>> START DATA
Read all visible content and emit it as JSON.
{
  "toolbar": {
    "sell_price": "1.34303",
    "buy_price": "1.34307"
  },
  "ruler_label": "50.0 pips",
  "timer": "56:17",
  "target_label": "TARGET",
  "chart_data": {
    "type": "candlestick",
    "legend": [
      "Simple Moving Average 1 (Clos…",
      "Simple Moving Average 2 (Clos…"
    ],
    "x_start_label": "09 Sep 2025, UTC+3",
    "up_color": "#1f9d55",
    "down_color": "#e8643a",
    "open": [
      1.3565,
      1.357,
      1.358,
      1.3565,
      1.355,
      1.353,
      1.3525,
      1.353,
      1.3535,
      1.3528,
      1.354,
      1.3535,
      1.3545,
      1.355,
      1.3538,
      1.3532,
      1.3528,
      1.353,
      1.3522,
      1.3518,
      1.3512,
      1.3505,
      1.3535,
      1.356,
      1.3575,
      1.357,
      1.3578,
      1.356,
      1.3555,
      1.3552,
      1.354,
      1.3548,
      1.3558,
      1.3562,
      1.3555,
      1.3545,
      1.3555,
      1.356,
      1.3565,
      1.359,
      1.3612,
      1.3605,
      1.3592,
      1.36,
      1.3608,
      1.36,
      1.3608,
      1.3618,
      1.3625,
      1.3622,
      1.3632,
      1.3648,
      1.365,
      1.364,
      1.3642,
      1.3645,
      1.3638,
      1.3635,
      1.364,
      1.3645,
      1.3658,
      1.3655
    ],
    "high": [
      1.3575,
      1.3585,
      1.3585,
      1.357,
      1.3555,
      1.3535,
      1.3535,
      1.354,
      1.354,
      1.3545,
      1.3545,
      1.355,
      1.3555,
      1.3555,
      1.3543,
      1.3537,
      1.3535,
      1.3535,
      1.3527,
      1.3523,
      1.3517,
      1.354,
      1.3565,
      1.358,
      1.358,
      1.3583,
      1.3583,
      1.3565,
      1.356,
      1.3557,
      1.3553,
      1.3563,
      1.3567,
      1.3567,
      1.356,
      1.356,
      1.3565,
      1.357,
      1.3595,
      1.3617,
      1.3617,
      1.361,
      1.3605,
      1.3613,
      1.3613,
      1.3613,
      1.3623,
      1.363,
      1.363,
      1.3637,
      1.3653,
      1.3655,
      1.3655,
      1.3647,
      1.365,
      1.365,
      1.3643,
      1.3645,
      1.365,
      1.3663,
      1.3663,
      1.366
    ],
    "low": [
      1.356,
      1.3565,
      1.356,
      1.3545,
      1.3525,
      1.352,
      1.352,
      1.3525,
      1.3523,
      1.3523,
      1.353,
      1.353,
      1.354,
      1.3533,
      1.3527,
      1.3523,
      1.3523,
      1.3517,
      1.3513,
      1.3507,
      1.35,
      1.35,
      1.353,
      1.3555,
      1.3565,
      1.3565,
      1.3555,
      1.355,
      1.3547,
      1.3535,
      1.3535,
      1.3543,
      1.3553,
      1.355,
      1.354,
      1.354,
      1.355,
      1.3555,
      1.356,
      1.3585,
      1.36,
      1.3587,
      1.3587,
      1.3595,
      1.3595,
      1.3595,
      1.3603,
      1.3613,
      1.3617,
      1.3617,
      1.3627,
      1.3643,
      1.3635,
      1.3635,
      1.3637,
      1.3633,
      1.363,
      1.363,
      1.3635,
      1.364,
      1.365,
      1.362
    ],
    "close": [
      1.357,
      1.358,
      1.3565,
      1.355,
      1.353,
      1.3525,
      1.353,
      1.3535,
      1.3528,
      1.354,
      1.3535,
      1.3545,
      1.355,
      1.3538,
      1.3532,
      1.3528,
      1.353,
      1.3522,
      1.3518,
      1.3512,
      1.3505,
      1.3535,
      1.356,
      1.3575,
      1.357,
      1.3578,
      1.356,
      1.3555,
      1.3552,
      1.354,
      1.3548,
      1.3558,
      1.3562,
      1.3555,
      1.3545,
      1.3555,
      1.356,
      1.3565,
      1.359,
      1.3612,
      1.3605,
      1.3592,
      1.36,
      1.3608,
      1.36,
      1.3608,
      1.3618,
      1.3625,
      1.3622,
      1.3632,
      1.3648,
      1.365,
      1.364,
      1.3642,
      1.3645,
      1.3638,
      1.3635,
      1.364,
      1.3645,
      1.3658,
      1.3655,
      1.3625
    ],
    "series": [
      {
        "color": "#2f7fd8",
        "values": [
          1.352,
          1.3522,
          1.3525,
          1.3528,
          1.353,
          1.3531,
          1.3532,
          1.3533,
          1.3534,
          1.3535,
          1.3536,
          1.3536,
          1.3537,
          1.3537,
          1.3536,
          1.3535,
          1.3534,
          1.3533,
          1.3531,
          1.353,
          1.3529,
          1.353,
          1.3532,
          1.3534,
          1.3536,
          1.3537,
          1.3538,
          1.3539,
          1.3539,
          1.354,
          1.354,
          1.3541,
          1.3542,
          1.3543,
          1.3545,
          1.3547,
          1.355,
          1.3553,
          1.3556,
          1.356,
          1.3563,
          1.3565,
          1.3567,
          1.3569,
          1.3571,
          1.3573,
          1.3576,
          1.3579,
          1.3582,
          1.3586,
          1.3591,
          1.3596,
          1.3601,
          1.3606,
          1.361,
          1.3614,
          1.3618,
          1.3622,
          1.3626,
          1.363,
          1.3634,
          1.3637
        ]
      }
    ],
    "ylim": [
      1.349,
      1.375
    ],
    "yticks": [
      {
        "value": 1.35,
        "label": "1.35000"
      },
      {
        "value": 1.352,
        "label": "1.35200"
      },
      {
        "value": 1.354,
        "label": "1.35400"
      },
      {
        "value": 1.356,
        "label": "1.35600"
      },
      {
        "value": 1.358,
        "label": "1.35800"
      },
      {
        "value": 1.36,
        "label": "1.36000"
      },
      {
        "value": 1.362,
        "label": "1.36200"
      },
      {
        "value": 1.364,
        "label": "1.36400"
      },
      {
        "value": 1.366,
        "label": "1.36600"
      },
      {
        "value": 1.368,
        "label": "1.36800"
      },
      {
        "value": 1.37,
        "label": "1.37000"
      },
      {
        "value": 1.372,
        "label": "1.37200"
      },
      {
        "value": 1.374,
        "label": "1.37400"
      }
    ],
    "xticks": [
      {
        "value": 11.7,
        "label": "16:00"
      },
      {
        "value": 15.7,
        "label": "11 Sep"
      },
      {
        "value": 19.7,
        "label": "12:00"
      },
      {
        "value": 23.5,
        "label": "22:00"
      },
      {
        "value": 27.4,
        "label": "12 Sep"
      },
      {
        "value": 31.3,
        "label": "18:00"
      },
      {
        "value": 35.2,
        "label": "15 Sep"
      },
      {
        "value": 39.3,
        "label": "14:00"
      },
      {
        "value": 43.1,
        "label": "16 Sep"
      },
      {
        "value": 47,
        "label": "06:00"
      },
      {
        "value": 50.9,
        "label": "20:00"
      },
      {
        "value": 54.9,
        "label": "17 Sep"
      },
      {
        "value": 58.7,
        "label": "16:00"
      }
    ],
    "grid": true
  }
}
>> END DATA
__SET PROBLEM__.
Report how many lines of the data hold the string "Moving"; give only the number.

__SOLVED PROBLEM__.
2